__WHAT THIS TASK INVOLVES__
Search the listing for the string "screenshot" and copy every line that contains it.

__MATERIAL FOR THE TASK__
--- --- ---

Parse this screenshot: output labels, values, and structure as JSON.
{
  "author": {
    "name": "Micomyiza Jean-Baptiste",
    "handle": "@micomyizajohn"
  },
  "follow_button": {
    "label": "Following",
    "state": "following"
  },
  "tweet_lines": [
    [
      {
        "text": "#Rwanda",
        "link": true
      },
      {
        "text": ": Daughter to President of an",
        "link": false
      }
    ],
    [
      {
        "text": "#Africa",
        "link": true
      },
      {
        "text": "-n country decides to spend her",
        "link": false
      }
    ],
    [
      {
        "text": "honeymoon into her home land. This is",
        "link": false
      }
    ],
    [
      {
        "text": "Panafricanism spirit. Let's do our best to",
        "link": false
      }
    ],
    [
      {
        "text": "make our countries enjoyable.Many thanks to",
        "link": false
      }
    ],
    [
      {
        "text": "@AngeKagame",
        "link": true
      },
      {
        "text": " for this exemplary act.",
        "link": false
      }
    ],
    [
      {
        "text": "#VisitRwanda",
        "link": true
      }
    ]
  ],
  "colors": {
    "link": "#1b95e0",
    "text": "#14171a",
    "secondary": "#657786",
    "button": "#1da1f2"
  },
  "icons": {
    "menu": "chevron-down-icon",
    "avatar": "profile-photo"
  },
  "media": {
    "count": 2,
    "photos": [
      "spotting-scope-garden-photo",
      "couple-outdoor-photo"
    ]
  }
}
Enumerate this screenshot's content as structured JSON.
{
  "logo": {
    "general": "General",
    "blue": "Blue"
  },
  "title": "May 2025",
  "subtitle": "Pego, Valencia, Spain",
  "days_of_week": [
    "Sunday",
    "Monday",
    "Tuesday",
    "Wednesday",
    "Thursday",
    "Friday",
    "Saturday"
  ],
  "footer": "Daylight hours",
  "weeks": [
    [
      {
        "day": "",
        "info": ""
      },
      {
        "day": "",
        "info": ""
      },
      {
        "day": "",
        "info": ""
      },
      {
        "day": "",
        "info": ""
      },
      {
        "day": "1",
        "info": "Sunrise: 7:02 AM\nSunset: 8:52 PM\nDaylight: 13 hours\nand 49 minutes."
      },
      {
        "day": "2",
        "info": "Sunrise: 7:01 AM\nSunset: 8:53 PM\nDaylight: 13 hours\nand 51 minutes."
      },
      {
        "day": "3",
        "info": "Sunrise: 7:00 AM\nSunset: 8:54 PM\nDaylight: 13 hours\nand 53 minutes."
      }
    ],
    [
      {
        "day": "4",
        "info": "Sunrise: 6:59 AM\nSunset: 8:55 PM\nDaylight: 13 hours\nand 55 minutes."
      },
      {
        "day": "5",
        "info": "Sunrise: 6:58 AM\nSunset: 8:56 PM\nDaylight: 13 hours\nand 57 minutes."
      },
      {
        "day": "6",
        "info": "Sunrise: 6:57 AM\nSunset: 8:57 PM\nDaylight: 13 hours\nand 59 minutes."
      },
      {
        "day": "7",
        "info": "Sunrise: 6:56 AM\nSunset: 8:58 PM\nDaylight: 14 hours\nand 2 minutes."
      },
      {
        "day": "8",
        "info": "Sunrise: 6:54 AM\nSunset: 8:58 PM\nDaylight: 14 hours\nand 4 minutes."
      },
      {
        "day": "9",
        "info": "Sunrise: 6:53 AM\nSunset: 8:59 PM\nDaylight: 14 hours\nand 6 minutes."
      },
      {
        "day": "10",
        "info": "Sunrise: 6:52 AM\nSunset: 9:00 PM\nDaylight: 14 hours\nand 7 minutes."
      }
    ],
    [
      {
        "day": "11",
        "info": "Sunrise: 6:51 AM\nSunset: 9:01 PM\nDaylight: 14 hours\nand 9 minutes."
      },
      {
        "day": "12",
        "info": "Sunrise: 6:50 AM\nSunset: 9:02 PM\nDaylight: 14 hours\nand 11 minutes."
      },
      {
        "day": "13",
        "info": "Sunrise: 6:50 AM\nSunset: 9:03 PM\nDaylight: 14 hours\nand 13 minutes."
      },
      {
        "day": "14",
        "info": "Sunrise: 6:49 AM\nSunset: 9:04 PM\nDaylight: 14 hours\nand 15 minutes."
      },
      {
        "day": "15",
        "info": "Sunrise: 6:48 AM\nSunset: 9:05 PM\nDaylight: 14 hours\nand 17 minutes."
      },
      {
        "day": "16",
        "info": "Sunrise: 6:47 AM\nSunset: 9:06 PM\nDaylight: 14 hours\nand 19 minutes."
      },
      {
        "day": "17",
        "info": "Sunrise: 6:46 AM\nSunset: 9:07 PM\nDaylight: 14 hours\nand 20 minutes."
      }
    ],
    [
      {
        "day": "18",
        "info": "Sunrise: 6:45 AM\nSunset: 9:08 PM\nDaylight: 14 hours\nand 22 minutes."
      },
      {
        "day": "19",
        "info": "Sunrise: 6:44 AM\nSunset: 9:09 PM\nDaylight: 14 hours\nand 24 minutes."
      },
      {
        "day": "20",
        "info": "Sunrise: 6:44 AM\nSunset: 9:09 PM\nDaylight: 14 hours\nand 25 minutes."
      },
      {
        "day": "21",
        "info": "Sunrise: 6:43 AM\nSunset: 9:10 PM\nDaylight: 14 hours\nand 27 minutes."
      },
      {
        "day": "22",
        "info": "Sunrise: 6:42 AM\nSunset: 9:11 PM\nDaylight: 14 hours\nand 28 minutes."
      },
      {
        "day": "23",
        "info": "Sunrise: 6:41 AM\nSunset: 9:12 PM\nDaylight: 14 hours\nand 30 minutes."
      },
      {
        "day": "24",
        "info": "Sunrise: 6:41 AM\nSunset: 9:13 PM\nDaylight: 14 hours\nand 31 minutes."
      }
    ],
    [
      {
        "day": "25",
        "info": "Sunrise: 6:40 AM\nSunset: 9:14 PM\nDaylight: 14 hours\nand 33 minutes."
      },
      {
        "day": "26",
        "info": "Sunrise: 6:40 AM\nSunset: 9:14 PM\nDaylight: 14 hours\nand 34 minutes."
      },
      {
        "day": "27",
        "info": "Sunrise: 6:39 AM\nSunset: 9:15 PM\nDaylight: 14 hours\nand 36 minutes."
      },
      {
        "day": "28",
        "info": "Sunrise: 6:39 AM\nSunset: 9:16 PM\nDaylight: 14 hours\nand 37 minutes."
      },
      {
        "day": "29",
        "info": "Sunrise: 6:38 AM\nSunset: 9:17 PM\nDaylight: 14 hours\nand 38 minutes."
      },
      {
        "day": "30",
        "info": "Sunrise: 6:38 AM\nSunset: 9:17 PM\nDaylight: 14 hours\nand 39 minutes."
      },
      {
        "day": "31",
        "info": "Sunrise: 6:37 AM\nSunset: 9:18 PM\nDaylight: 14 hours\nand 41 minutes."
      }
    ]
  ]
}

--- --- ---

__FULL ANSWER__
Parse this screenshot: output labels, values, and structure as JSON.
Enumerate this screenshot's content as structured JSON.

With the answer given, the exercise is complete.